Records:
** BEGIN **
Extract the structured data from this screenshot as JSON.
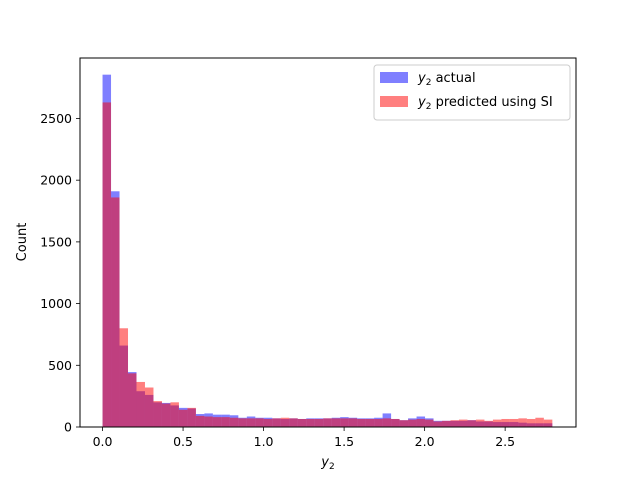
{
  "chart_data": {
    "type": "histogram",
    "xlabel": "y₂",
    "ylabel": "Count",
    "xlim": [
      -0.14,
      2.94
    ],
    "ylim": [
      0,
      2990
    ],
    "grid": false,
    "legend_position": "top-right",
    "x_ticks": [
      {
        "value": 0.0,
        "label": "0.0"
      },
      {
        "value": 0.5,
        "label": "0.5"
      },
      {
        "value": 1.0,
        "label": "1.0"
      },
      {
        "value": 1.5,
        "label": "1.5"
      },
      {
        "value": 2.0,
        "label": "2.0"
      },
      {
        "value": 2.5,
        "label": "2.5"
      }
    ],
    "y_ticks": [
      {
        "value": 0,
        "label": "0"
      },
      {
        "value": 500,
        "label": "500"
      },
      {
        "value": 1000,
        "label": "1000"
      },
      {
        "value": 1500,
        "label": "1500"
      },
      {
        "value": 2000,
        "label": "2000"
      },
      {
        "value": 2500,
        "label": "2500"
      }
    ],
    "series": [
      {
        "name": "y₂ actual",
        "legend_main": "y",
        "legend_sub": "2",
        "legend_suffix": " actual",
        "color": "#0000ff",
        "opacity": 0.5,
        "bin_start": 0.0,
        "bin_width": 0.0527,
        "values": [
          2855,
          1910,
          660,
          445,
          290,
          260,
          200,
          195,
          175,
          155,
          150,
          105,
          110,
          100,
          100,
          95,
          75,
          85,
          75,
          75,
          70,
          65,
          70,
          65,
          70,
          70,
          70,
          75,
          80,
          75,
          70,
          70,
          75,
          110,
          65,
          55,
          70,
          85,
          70,
          50,
          50,
          50,
          50,
          55,
          45,
          45,
          40,
          40,
          40,
          35,
          30,
          30,
          30
        ]
      },
      {
        "name": "y₂ predicted using SI",
        "legend_main": "y",
        "legend_sub": "2",
        "legend_suffix": " predicted using SI",
        "color": "#ff0000",
        "opacity": 0.5,
        "bin_start": 0.0,
        "bin_width": 0.0527,
        "values": [
          2630,
          1860,
          800,
          435,
          365,
          320,
          210,
          190,
          200,
          140,
          155,
          90,
          85,
          80,
          80,
          75,
          70,
          70,
          70,
          65,
          70,
          75,
          70,
          65,
          65,
          65,
          70,
          70,
          70,
          70,
          65,
          65,
          65,
          70,
          65,
          55,
          60,
          65,
          60,
          45,
          50,
          55,
          60,
          55,
          60,
          50,
          60,
          65,
          65,
          70,
          65,
          75,
          60
        ]
      }
    ]
  }
}
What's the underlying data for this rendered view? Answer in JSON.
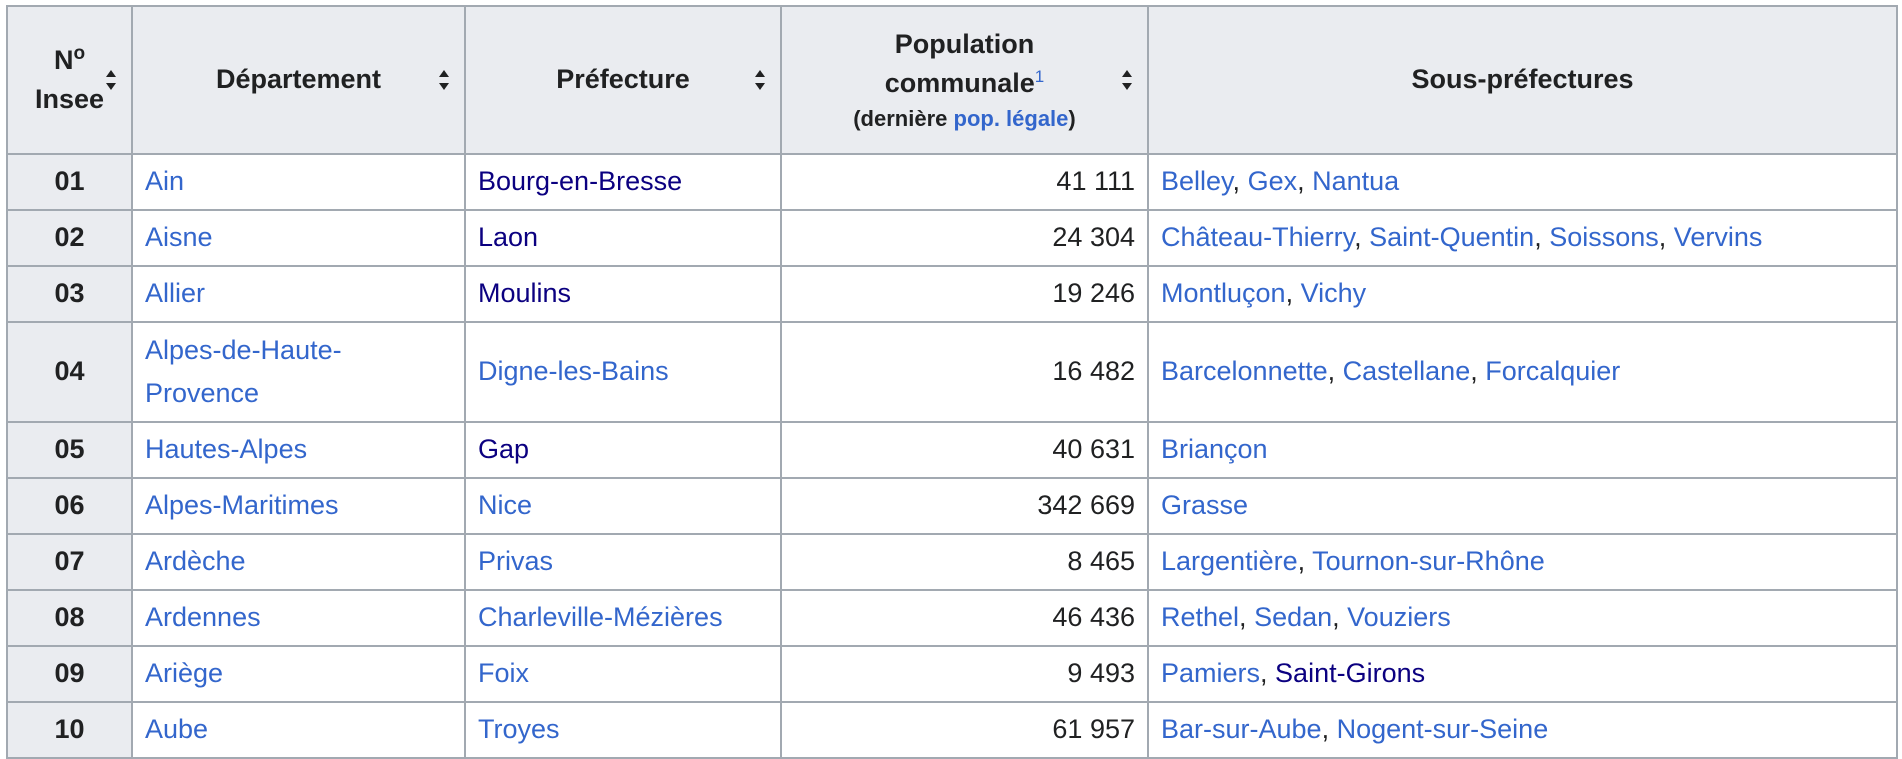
{
  "header": {
    "num_prefix": "N",
    "num_sup": "o",
    "num_line2": "Insee",
    "departement": "Département",
    "prefecture": "Préfecture",
    "population_line1": "Population",
    "population_line2": "communale",
    "population_ref": "1",
    "population_note_open": "(dernière ",
    "population_note_link": "pop. légale",
    "population_note_close": ")",
    "sous_prefectures": "Sous-préfectures"
  },
  "rows": [
    {
      "num": "01",
      "departement": "Ain",
      "prefecture": "Bourg-en-Bresse",
      "pref_visited": true,
      "population": "41 111",
      "sous": [
        {
          "name": "Belley",
          "visited": false
        },
        {
          "name": "Gex",
          "visited": false
        },
        {
          "name": "Nantua",
          "visited": false
        }
      ]
    },
    {
      "num": "02",
      "departement": "Aisne",
      "prefecture": "Laon",
      "pref_visited": true,
      "population": "24 304",
      "sous": [
        {
          "name": "Château-Thierry",
          "visited": false
        },
        {
          "name": "Saint-Quentin",
          "visited": false
        },
        {
          "name": "Soissons",
          "visited": false
        },
        {
          "name": "Vervins",
          "visited": false
        }
      ]
    },
    {
      "num": "03",
      "departement": "Allier",
      "prefecture": "Moulins",
      "pref_visited": true,
      "population": "19 246",
      "sous": [
        {
          "name": "Montluçon",
          "visited": false
        },
        {
          "name": "Vichy",
          "visited": false
        }
      ]
    },
    {
      "num": "04",
      "departement": "Alpes-de-Haute-Provence",
      "prefecture": "Digne-les-Bains",
      "pref_visited": false,
      "population": "16 482",
      "sous": [
        {
          "name": "Barcelonnette",
          "visited": false
        },
        {
          "name": "Castellane",
          "visited": false
        },
        {
          "name": "Forcalquier",
          "visited": false
        }
      ]
    },
    {
      "num": "05",
      "departement": "Hautes-Alpes",
      "prefecture": "Gap",
      "pref_visited": true,
      "population": "40 631",
      "sous": [
        {
          "name": "Briançon",
          "visited": false
        }
      ]
    },
    {
      "num": "06",
      "departement": "Alpes-Maritimes",
      "prefecture": "Nice",
      "pref_visited": false,
      "population": "342 669",
      "sous": [
        {
          "name": "Grasse",
          "visited": false
        }
      ]
    },
    {
      "num": "07",
      "departement": "Ardèche",
      "prefecture": "Privas",
      "pref_visited": false,
      "population": "8 465",
      "sous": [
        {
          "name": "Largentière",
          "visited": false
        },
        {
          "name": "Tournon-sur-Rhône",
          "visited": false
        }
      ]
    },
    {
      "num": "08",
      "departement": "Ardennes",
      "prefecture": "Charleville-Mézières",
      "pref_visited": false,
      "population": "46 436",
      "sous": [
        {
          "name": "Rethel",
          "visited": false
        },
        {
          "name": "Sedan",
          "visited": false
        },
        {
          "name": "Vouziers",
          "visited": false
        }
      ]
    },
    {
      "num": "09",
      "departement": "Ariège",
      "prefecture": "Foix",
      "pref_visited": false,
      "population": "9 493",
      "sous": [
        {
          "name": "Pamiers",
          "visited": false
        },
        {
          "name": "Saint-Girons",
          "visited": true
        }
      ]
    },
    {
      "num": "10",
      "departement": "Aube",
      "prefecture": "Troyes",
      "pref_visited": false,
      "population": "61 957",
      "sous": [
        {
          "name": "Bar-sur-Aube",
          "visited": false
        },
        {
          "name": "Nogent-sur-Seine",
          "visited": false
        }
      ]
    }
  ],
  "colors": {
    "link": "#3366cc",
    "link_visited": "#0b0080",
    "header_bg": "#eaecf0",
    "border": "#a2a9b1",
    "text": "#202122"
  }
}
** END **
### WRITTEN EXERCISE
Print each record exactly as it stands, leaving the images out.

### TASK RESULT
Extract the structured data from this screenshot as JSON.
{
  "chart_data": {
    "type": "histogram",
    "xlabel": "y₂",
    "ylabel": "Count",
    "xlim": [
      -0.14,
      2.94
    ],
    "ylim": [
      0,
      2990
    ],
    "grid": false,
    "legend_position": "top-right",
    "x_ticks": [
      {
        "value": 0.0,
        "label": "0.0"
      },
      {
        "value": 0.5,
        "label": "0.5"
      },
      {
        "value": 1.0,
        "label": "1.0"
      },
      {
        "value": 1.5,
        "label": "1.5"
      },
      {
        "value": 2.0,
        "label": "2.0"
      },
      {
        "value": 2.5,
        "label": "2.5"
      }
    ],
    "y_ticks": [
      {
        "value": 0,
        "label": "0"
      },
      {
        "value": 500,
        "label": "500"
      },
      {
        "value": 1000,
        "label": "1000"
      },
      {
        "value": 1500,
        "label": "1500"
      },
      {
        "value": 2000,
        "label": "2000"
      },
      {
        "value": 2500,
        "label": "2500"
      }
    ],
    "series": [
      {
        "name": "y₂ actual",
        "legend_main": "y",
        "legend_sub": "2",
        "legend_suffix": " actual",
        "color": "#0000ff",
        "opacity": 0.5,
        "bin_start": 0.0,
        "bin_width": 0.0527,
        "values": [
          2855,
          1910,
          660,
          445,
          290,
          260,
          200,
          195,
          175,
          155,
          150,
          105,
          110,
          100,
          100,
          95,
          75,
          85,
          75,
          75,
          70,
          65,
          70,
          65,
          70,
          70,
          70,
          75,
          80,
          75,
          70,
          70,
          75,
          110,
          65,
          55,
          70,
          85,
          70,
          50,
          50,
          50,
          50,
          55,
          45,
          45,
          40,
          40,
          40,
          35,
          30,
          30,
          30
        ]
      },
      {
        "name": "y₂ predicted using SI",
        "legend_main": "y",
        "legend_sub": "2",
        "legend_suffix": " predicted using SI",
        "color": "#ff0000",
        "opacity": 0.5,
        "bin_start": 0.0,
        "bin_width": 0.0527,
        "values": [
          2630,
          1860,
          800,
          435,
          365,
          320,
          210,
          190,
          200,
          140,
          155,
          90,
          85,
          80,
          80,
          75,
          70,
          70,
          70,
          65,
          70,
          75,
          70,
          65,
          65,
          65,
          70,
          70,
          70,
          70,
          65,
          65,
          65,
          70,
          65,
          55,
          60,
          65,
          60,
          45,
          50,
          55,
          60,
          55,
          60,
          50,
          60,
          65,
          65,
          70,
          65,
          75,
          60
        ]
      }
    ]
  }
}
What's the underlying data for this rendered view? Answer in JSON.
{
  "header": {
    "num_prefix": "N",
    "num_sup": "o",
    "num_line2": "Insee",
    "departement": "Département",
    "prefecture": "Préfecture",
    "population_line1": "Population",
    "population_line2": "communale",
    "population_ref": "1",
    "population_note_open": "(dernière ",
    "population_note_link": "pop. légale",
    "population_note_close": ")",
    "sous_prefectures": "Sous-préfectures"
  },
  "rows": [
    {
      "num": "01",
      "departement": "Ain",
      "prefecture": "Bourg-en-Bresse",
      "pref_visited": true,
      "population": "41 111",
      "sous": [
        {
          "name": "Belley",
          "visited": false
        },
        {
          "name": "Gex",
          "visited": false
        },
        {
          "name": "Nantua",
          "visited": false
        }
      ]
    },
    {
      "num": "02",
      "departement": "Aisne",
      "prefecture": "Laon",
      "pref_visited": true,
      "population": "24 304",
      "sous": [
        {
          "name": "Château-Thierry",
          "visited": false
        },
        {
          "name": "Saint-Quentin",
          "visited": false
        },
        {
          "name": "Soissons",
          "visited": false
        },
        {
          "name": "Vervins",
          "visited": false
        }
      ]
    },
    {
      "num": "03",
      "departement": "Allier",
      "prefecture": "Moulins",
      "pref_visited": true,
      "population": "19 246",
      "sous": [
        {
          "name": "Montluçon",
          "visited": false
        },
        {
          "name": "Vichy",
          "visited": false
        }
      ]
    },
    {
      "num": "04",
      "departement": "Alpes-de-Haute-Provence",
      "prefecture": "Digne-les-Bains",
      "pref_visited": false,
      "population": "16 482",
      "sous": [
        {
          "name": "Barcelonnette",
          "visited": false
        },
        {
          "name": "Castellane",
          "visited": false
        },
        {
          "name": "Forcalquier",
          "visited": false
        }
      ]
    },
    {
      "num": "05",
      "departement": "Hautes-Alpes",
      "prefecture": "Gap",
      "pref_visited": true,
      "population": "40 631",
      "sous": [
        {
          "name": "Briançon",
          "visited": false
        }
      ]
    },
    {
      "num": "06",
      "departement": "Alpes-Maritimes",
      "prefecture": "Nice",
      "pref_visited": false,
      "population": "342 669",
      "sous": [
        {
          "name": "Grasse",
          "visited": false
        }
      ]
    },
    {
      "num": "07",
      "departement": "Ardèche",
      "prefecture": "Privas",
      "pref_visited": false,
      "population": "8 465",
      "sous": [
        {
          "name": "Largentière",
          "visited": false
        },
        {
          "name": "Tournon-sur-Rhône",
          "visited": false
        }
      ]
    },
    {
      "num": "08",
      "departement": "Ardennes",
      "prefecture": "Charleville-Mézières",
      "pref_visited": false,
      "population": "46 436",
      "sous": [
        {
          "name": "Rethel",
          "visited": false
        },
        {
          "name": "Sedan",
          "visited": false
        },
        {
          "name": "Vouziers",
          "visited": false
        }
      ]
    },
    {
      "num": "09",
      "departement": "Ariège",
      "prefecture": "Foix",
      "pref_visited": false,
      "population": "9 493",
      "sous": [
        {
          "name": "Pamiers",
          "visited": false
        },
        {
          "name": "Saint-Girons",
          "visited": true
        }
      ]
    },
    {
      "num": "10",
      "departement": "Aube",
      "prefecture": "Troyes",
      "pref_visited": false,
      "population": "61 957",
      "sous": [
        {
          "name": "Bar-sur-Aube",
          "visited": false
        },
        {
          "name": "Nogent-sur-Seine",
          "visited": false
        }
      ]
    }
  ],
  "colors": {
    "link": "#3366cc",
    "link_visited": "#0b0080",
    "header_bg": "#eaecf0",
    "border": "#a2a9b1",
    "text": "#202122"
  }
}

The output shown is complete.